Dataset rows:
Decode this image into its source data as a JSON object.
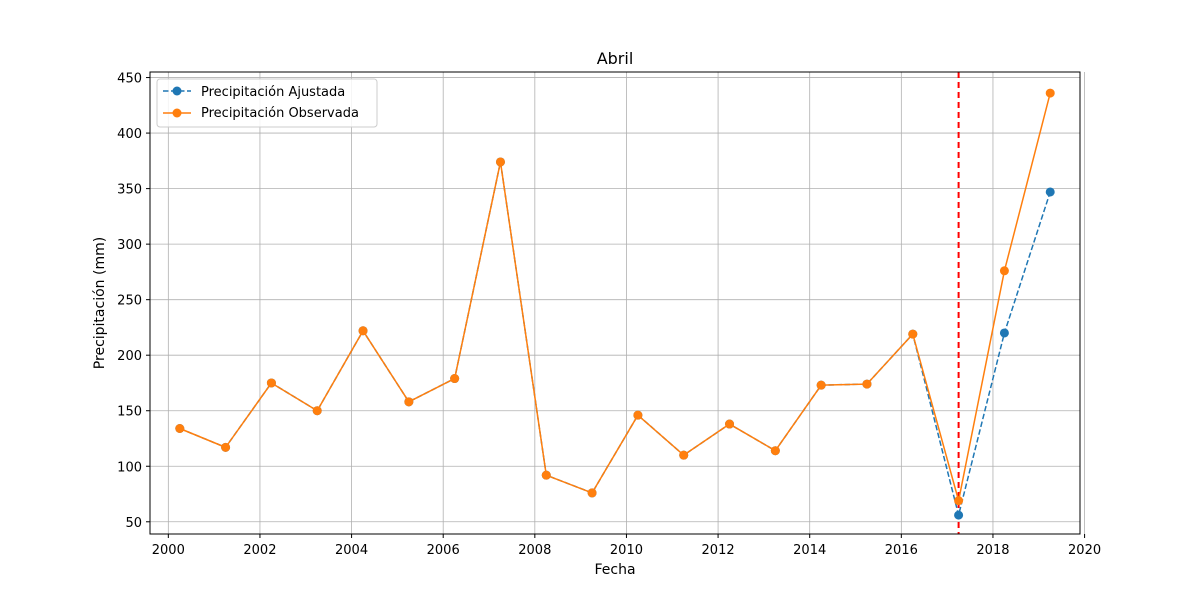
{
  "chart_data": {
    "type": "line",
    "title": "Abril",
    "xlabel": "Fecha",
    "ylabel": "Precipitación (mm)",
    "xlim": [
      1999.6,
      2019.9
    ],
    "ylim": [
      39,
      455
    ],
    "xticks": [
      2000,
      2002,
      2004,
      2006,
      2008,
      2010,
      2012,
      2014,
      2016,
      2018,
      2020
    ],
    "yticks": [
      50,
      100,
      150,
      200,
      250,
      300,
      350,
      400,
      450
    ],
    "grid": true,
    "legend_position": "top-left",
    "vertical_line": {
      "x": 2017.25,
      "color": "#ff0000",
      "style": "dashed"
    },
    "x": [
      2000.25,
      2001.25,
      2002.25,
      2003.25,
      2004.25,
      2005.25,
      2006.25,
      2007.25,
      2008.25,
      2009.25,
      2010.25,
      2011.25,
      2012.25,
      2013.25,
      2014.25,
      2015.25,
      2016.25,
      2017.25,
      2018.25,
      2019.25
    ],
    "series": [
      {
        "name": "Precipitación Ajustada",
        "color": "#1f77b4",
        "style": "dashed",
        "values": [
          134,
          117,
          175,
          150,
          222,
          158,
          179,
          374,
          92,
          76,
          146,
          110,
          138,
          114,
          173,
          174,
          219,
          56,
          220,
          347
        ]
      },
      {
        "name": "Precipitación Observada",
        "color": "#ff7f0e",
        "style": "solid",
        "values": [
          134,
          117,
          175,
          150,
          222,
          158,
          179,
          374,
          92,
          76,
          146,
          110,
          138,
          114,
          173,
          174,
          219,
          69,
          276,
          436
        ]
      }
    ]
  }
}
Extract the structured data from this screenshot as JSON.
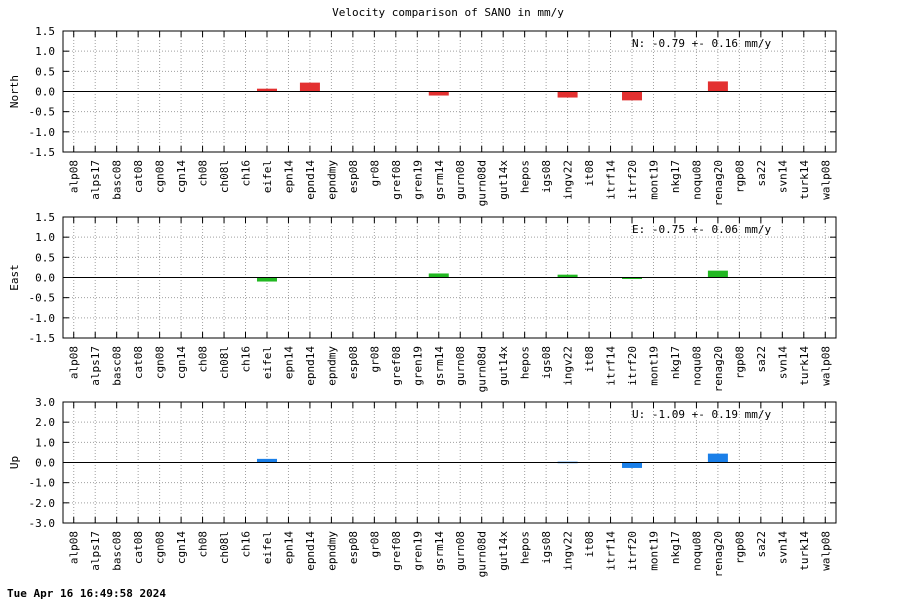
{
  "timestamp": "Tue Apr 16 16:49:58 2024",
  "chart_data": {
    "type": "bar",
    "title": "Velocity comparison of SANO in mm/y",
    "categories": [
      "alp08",
      "alps17",
      "basc08",
      "cat08",
      "cgn08",
      "cgn14",
      "ch08",
      "ch08l",
      "ch16",
      "eifel",
      "epn14",
      "epnd14",
      "epndmy",
      "esp08",
      "gr08",
      "gref08",
      "gren19",
      "gsrm14",
      "gurn08",
      "gurn08d",
      "gut14x",
      "hepos",
      "igs08",
      "ingv22",
      "it08",
      "itrf14",
      "itrf20",
      "mont19",
      "nkg17",
      "noqu08",
      "renag20",
      "rgp08",
      "sa22",
      "svn14",
      "turk14",
      "walp08"
    ],
    "panels": [
      {
        "ylabel": "North",
        "color": "#e33030",
        "ylim": [
          -1.5,
          1.5
        ],
        "yticks": [
          "1.5",
          "1.0",
          "0.5",
          "0.0",
          "-0.5",
          "-1.0",
          "-1.5"
        ],
        "stat": "N:  -0.79 +-  0.16 mm/y",
        "values": {
          "eifel": 0.07,
          "epnd14": 0.22,
          "gsrm14": -0.1,
          "ingv22": -0.15,
          "itrf20": -0.22,
          "renag20": 0.25
        }
      },
      {
        "ylabel": "East",
        "color": "#22b822",
        "ylim": [
          -1.5,
          1.5
        ],
        "yticks": [
          "1.5",
          "1.0",
          "0.5",
          "0.0",
          "-0.5",
          "-1.0",
          "-1.5"
        ],
        "stat": "E:  -0.75 +-  0.06 mm/y",
        "values": {
          "eifel": -0.1,
          "gsrm14": 0.1,
          "ingv22": 0.07,
          "itrf20": -0.03,
          "renag20": 0.17
        }
      },
      {
        "ylabel": "Up",
        "color": "#1a7fe8",
        "ylim": [
          -3.0,
          3.0
        ],
        "yticks": [
          "3.0",
          "2.0",
          "1.0",
          "0.0",
          "-1.0",
          "-2.0",
          "-3.0"
        ],
        "stat": "U:  -1.09 +-  0.19 mm/y",
        "values": {
          "eifel": 0.18,
          "ingv22": 0.04,
          "itrf20": -0.27,
          "renag20": 0.44
        }
      }
    ]
  }
}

- _Your instructions_:
Take each line containing the string "ylabel" and copy it out.

- _Answer to the problem_:
    "ylabel": "Precipitación (mm)",
        "ylabel": "North",
        "ylabel": "East",
        "ylabel": "Up",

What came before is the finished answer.